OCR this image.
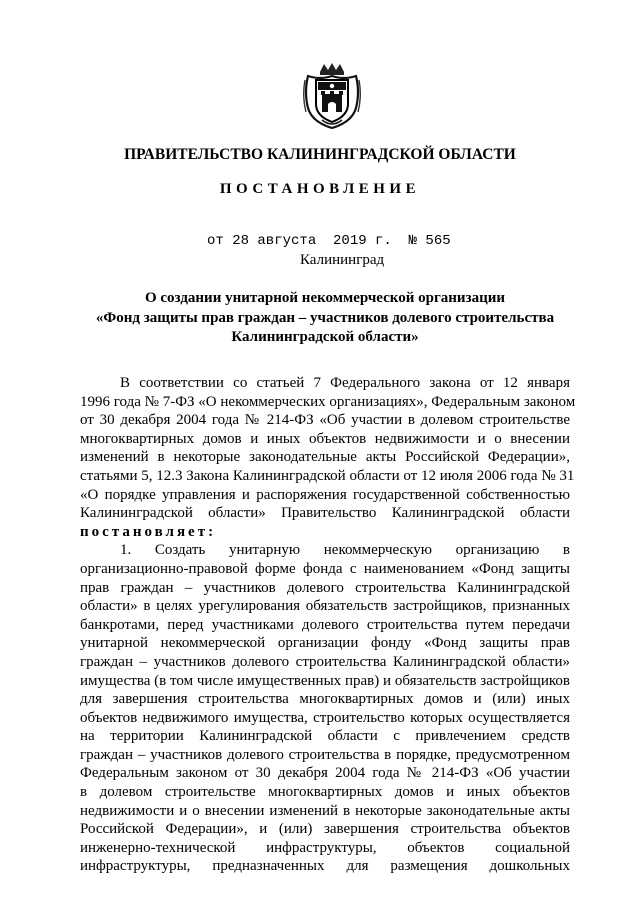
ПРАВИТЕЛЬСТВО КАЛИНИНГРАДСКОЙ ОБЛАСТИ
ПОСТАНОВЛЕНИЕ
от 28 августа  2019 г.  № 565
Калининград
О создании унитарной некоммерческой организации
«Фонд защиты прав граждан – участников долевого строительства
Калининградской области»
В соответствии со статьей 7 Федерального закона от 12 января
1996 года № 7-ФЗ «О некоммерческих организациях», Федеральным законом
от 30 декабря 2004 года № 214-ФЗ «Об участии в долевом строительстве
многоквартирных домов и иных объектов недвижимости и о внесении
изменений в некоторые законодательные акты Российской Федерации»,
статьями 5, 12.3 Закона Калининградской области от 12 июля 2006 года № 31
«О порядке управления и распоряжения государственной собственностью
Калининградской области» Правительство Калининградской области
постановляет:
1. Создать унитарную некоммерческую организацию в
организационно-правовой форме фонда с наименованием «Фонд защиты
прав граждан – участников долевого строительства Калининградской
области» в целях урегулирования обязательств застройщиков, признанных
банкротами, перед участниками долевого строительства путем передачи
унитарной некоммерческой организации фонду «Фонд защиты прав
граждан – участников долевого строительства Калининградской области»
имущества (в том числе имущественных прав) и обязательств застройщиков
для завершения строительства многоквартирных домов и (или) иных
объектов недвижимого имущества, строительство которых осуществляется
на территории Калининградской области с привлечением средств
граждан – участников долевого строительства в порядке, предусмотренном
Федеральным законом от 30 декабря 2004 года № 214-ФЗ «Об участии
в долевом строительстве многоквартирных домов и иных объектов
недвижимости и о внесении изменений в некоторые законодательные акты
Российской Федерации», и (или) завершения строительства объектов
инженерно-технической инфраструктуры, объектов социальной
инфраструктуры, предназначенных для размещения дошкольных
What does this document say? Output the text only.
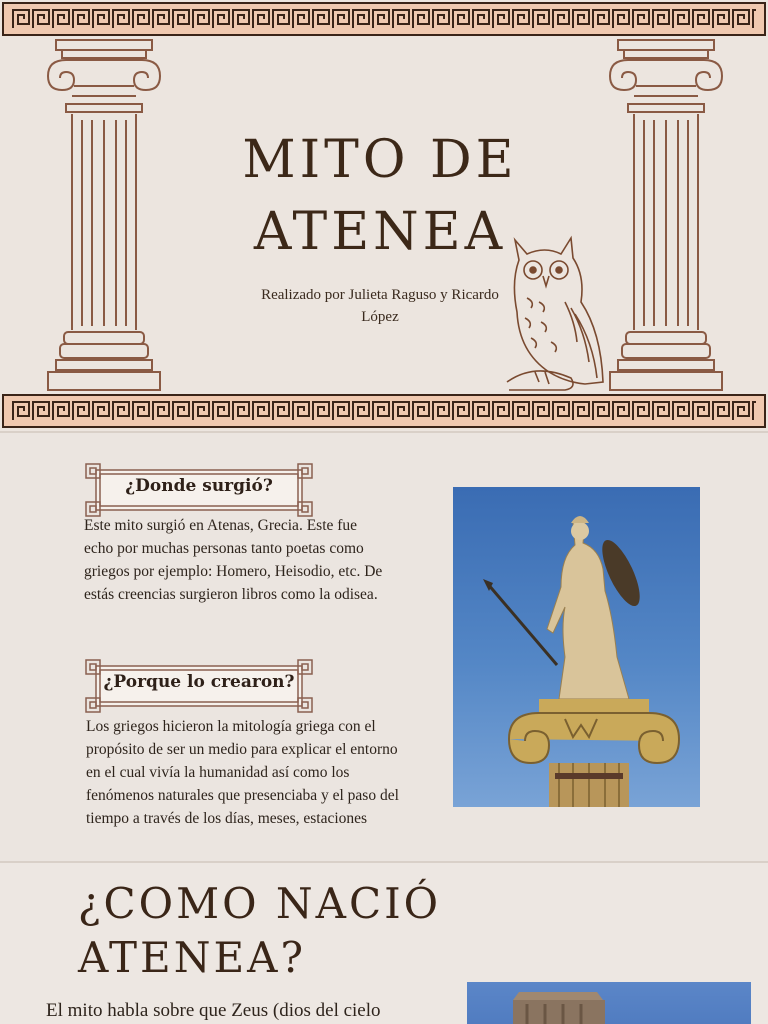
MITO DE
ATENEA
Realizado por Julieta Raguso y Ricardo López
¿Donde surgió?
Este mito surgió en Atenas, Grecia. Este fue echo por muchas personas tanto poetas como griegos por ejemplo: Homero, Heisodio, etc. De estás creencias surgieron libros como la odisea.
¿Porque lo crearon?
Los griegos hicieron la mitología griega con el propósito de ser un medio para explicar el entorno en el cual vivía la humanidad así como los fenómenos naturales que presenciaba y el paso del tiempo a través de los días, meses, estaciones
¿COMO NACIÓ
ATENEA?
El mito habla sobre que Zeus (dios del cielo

The task: Of the lines above, how many hold the string "surgió"? Answer with only the number.

Answer to this task: 2